▶ **Written request 1**
Could you update the passage on Adam Falk, starting with "Adam Falk became" and going on through "Effective Field Theory.", putting "particle physics" in place of "theoretical physics"?
▶ **Written request 2**
Can you go on with the passage on Adam Falk's physics career from where it ends?

▶ **Passage provided**
╭──

Adam Falk became Vice Dean of Faculty at Johns Hopkins in 2002, and went on to become Dean of Faculty, then Dean of Arts and Sciences.
He had 46 published papers between 1990 and 2002, and 4 since then.
I wrote the following description of Adam Falk's work for EphBlog. Maybe Steve can expound more on his later work?
As a Harvard graduate student in theoretical physics, Adam Falk (with his advisor Howard Georgi) pioneered the field of Heavy Quark Effective Field Theory.
QCD, the theory of quark binding and strong nuclear interactions, is very complicated and messy for light quarks (like the ones inside protons and neutrons), but gets simpler for heavier quarks
like top, bottom, and charm. These heavy quarks were being produced and studied copiously in the 1980's and 90's, for example at the "B-factory" at SLAC (Stanford Linear Accelerator) where Falk worked from 1991 to 1993. The B-meson being studied there was sometimes described as a "bowling ball" (the heavy bottom quark) living in "light brown muck" (everything else), and its decay could be characterized as a conversion of the bowling ball from one type to another (bottom to charm).
Falk and his collaborators formalized the infinite-mass limit and quantified the corrections to it for quarks that are heavy but not infinitely so. "Heavy Meson Form-Factors from QCD" by Falk, Georgi, Grinstein, and Wise, published in Nuclear Physics B (1990), has been cited by over 500 other published papers.

╰──

▶ **Given material**
╭──

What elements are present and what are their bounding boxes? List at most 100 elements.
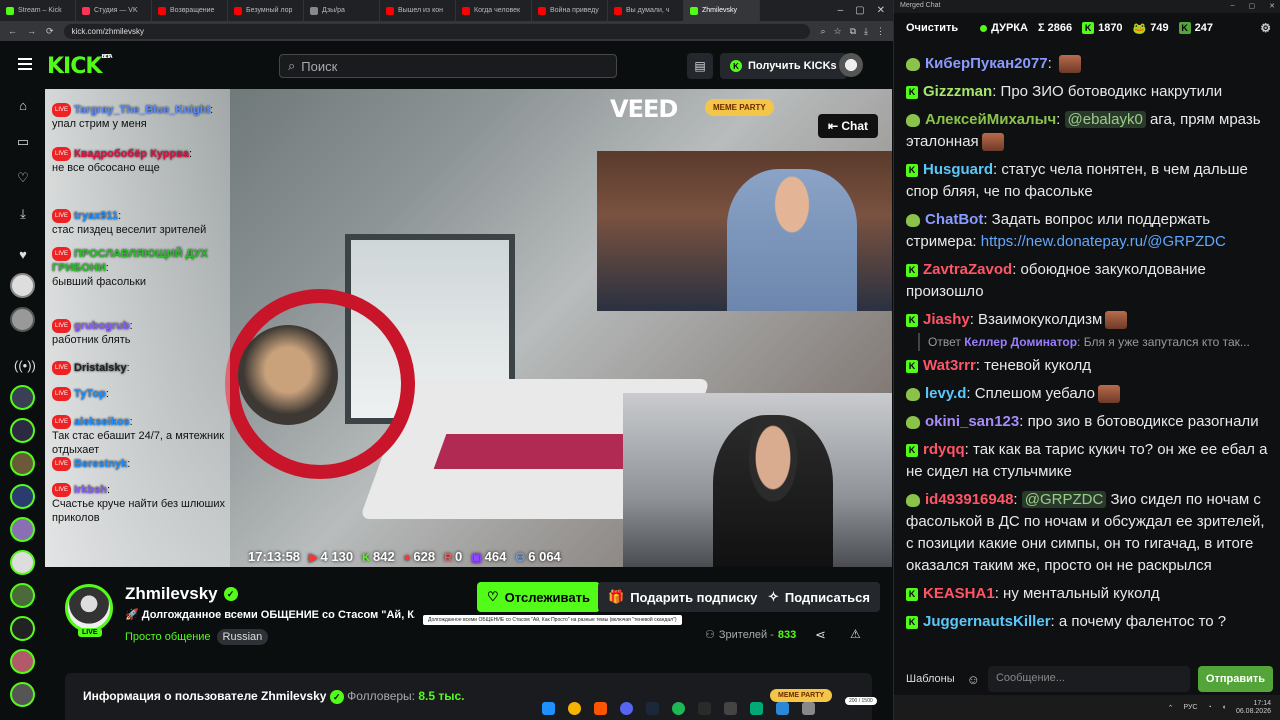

╰──

▶ **Output 1**
Adam Falk became Vice Dean of Faculty at Johns Hopkins in 2002, and went on to become Dean of Faculty, then Dean of Arts and Sciences.
He had 46 published papers between 1990 and 2002, and 4 since then.
I wrote the following description of Adam Falk's work for EphBlog. Maybe Steve can expound more on his later work?
As a Harvard graduate student in particle physics, Adam Falk (with his advisor Howard Georgi) pioneered the field of Heavy Quark Effective Field Theory.

▶ **Output 2**
I wrote a few Heavy Quark papers in the 90's. It was a great and unusual opportunity for a postdoc to just "turn the crank" on this new effective theory and make solid and meaningful predictions for real experiments. Falk and his collaborators invented that crank.
Falk did postdoctoral research at SLAC and UCSD, then joined the faculty at Johns Hopkins in 1994. He has continued to do groundbreaking work in theoretical physics, while also serving as the Dean of Faculty and Dean of Arts and Sciences.
DB, that is a nice summary of Adam's research. I heard about 5 years ago that he had lost motivation for research but was passionate about taking a leadership role in higher education.
I think it's great to have someone as talented as Adam leading an important institution like Williams.
Can you or any of your physicist readers give us a sense of how the quality of Falk's work compares to that of his peers? For example, he received tenure at Hopkins. Was that a sure thing, given his research, or a close case? Do you think that other more elite universities thought about trying to hire them away? Would his publications have given him a shot at tenure at a top 5 school, and so on?